What you should do »
Would you quote every entry exactly, dropping only the pictures?

Dataset items
+++
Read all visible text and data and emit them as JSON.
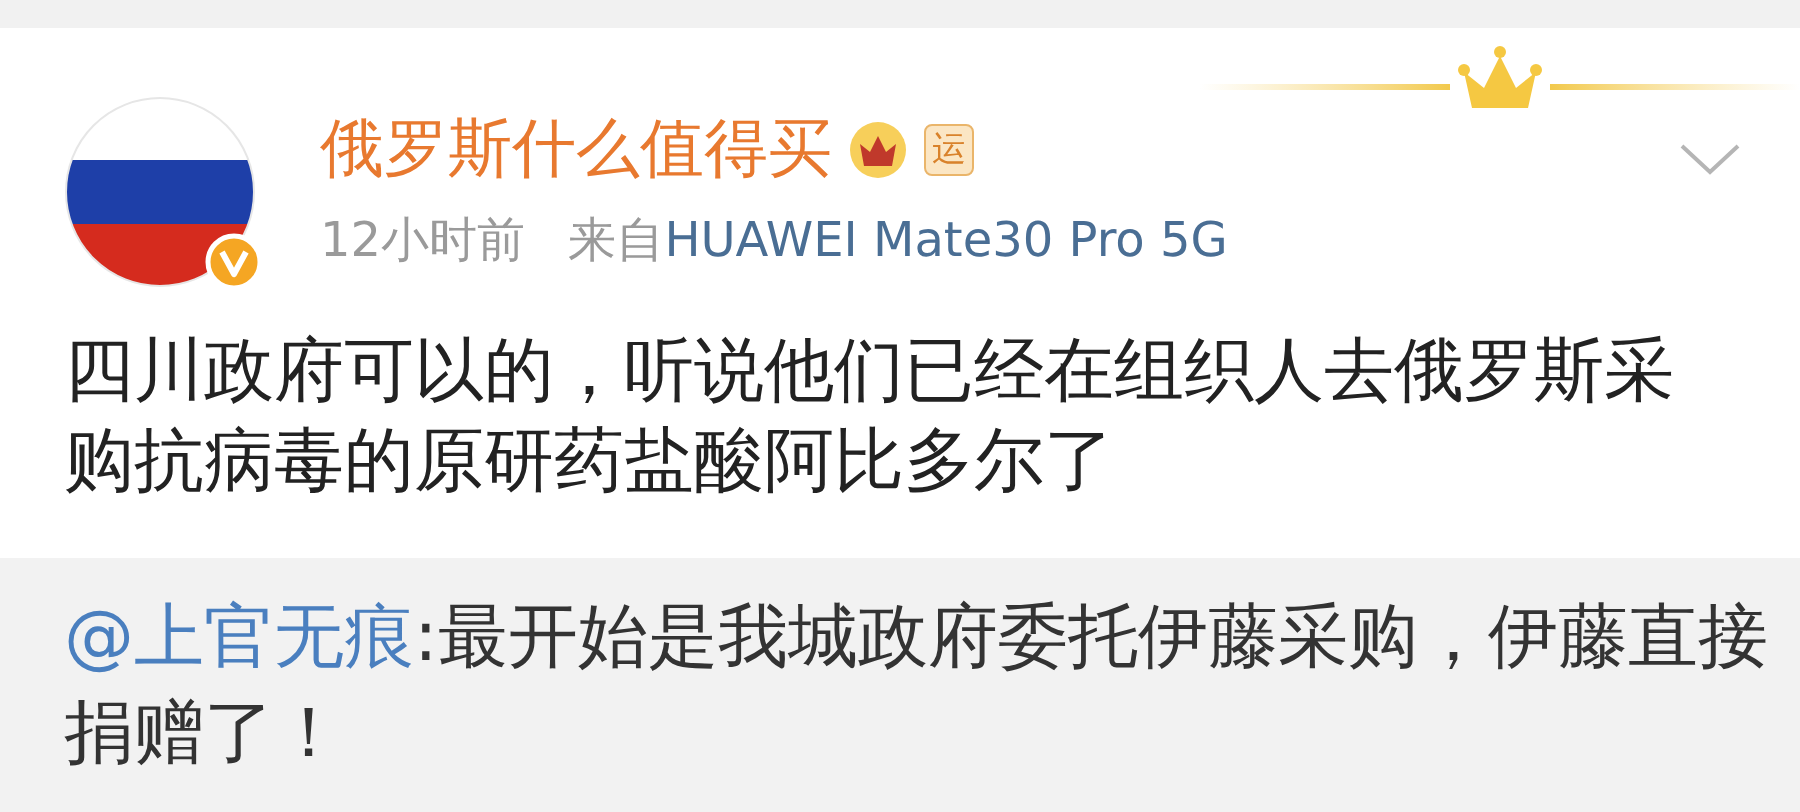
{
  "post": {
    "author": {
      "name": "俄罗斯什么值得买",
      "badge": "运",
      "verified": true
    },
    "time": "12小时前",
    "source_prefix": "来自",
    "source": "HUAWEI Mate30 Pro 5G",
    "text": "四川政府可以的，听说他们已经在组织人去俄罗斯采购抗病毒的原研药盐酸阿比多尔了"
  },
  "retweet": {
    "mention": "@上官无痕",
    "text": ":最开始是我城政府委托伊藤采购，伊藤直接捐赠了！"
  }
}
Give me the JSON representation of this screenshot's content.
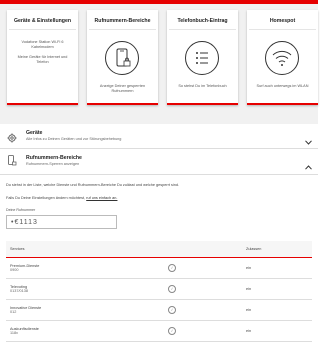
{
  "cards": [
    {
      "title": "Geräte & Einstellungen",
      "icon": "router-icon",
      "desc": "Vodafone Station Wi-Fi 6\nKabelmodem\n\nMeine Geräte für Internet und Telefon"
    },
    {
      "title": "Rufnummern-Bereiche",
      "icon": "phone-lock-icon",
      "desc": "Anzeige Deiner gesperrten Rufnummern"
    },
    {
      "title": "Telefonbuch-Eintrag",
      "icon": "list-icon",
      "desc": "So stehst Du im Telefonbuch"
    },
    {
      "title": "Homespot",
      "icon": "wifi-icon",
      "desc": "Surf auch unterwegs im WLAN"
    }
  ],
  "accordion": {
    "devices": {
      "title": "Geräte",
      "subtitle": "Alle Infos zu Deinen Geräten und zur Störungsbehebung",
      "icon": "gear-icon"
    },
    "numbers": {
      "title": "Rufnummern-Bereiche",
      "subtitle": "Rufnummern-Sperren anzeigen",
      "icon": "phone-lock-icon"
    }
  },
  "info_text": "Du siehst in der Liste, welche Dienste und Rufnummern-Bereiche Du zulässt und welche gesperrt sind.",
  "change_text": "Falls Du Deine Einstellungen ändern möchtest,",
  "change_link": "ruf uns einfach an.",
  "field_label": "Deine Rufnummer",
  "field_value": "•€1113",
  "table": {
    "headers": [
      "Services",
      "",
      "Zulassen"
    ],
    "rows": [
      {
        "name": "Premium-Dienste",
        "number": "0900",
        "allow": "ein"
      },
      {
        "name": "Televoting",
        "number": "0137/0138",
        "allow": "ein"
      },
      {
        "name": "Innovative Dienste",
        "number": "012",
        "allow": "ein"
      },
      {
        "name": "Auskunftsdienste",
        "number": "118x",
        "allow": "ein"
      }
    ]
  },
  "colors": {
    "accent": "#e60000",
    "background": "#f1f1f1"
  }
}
+++
Output »
Read all visible text and data and emit them as JSON.
{
  "post": {
    "author": {
      "name": "俄罗斯什么值得买",
      "badge": "运",
      "verified": true
    },
    "time": "12小时前",
    "source_prefix": "来自",
    "source": "HUAWEI Mate30 Pro 5G",
    "text": "四川政府可以的，听说他们已经在组织人去俄罗斯采购抗病毒的原研药盐酸阿比多尔了"
  },
  "retweet": {
    "mention": "@上官无痕",
    "text": ":最开始是我城政府委托伊藤采购，伊藤直接捐赠了！"
  }
}
Give me the JSON representation of this screenshot's content.
{
  "cards": [
    {
      "title": "Geräte & Einstellungen",
      "icon": "router-icon",
      "desc": "Vodafone Station Wi-Fi 6\nKabelmodem\n\nMeine Geräte für Internet und Telefon"
    },
    {
      "title": "Rufnummern-Bereiche",
      "icon": "phone-lock-icon",
      "desc": "Anzeige Deiner gesperrten Rufnummern"
    },
    {
      "title": "Telefonbuch-Eintrag",
      "icon": "list-icon",
      "desc": "So stehst Du im Telefonbuch"
    },
    {
      "title": "Homespot",
      "icon": "wifi-icon",
      "desc": "Surf auch unterwegs im WLAN"
    }
  ],
  "accordion": {
    "devices": {
      "title": "Geräte",
      "subtitle": "Alle Infos zu Deinen Geräten und zur Störungsbehebung",
      "icon": "gear-icon"
    },
    "numbers": {
      "title": "Rufnummern-Bereiche",
      "subtitle": "Rufnummern-Sperren anzeigen",
      "icon": "phone-lock-icon"
    }
  },
  "info_text": "Du siehst in der Liste, welche Dienste und Rufnummern-Bereiche Du zulässt und welche gesperrt sind.",
  "change_text": "Falls Du Deine Einstellungen ändern möchtest,",
  "change_link": "ruf uns einfach an.",
  "field_label": "Deine Rufnummer",
  "field_value": "•€1113",
  "table": {
    "headers": [
      "Services",
      "",
      "Zulassen"
    ],
    "rows": [
      {
        "name": "Premium-Dienste",
        "number": "0900",
        "allow": "ein"
      },
      {
        "name": "Televoting",
        "number": "0137/0138",
        "allow": "ein"
      },
      {
        "name": "Innovative Dienste",
        "number": "012",
        "allow": "ein"
      },
      {
        "name": "Auskunftsdienste",
        "number": "118x",
        "allow": "ein"
      }
    ]
  },
  "colors": {
    "accent": "#e60000",
    "background": "#f1f1f1"
  }
}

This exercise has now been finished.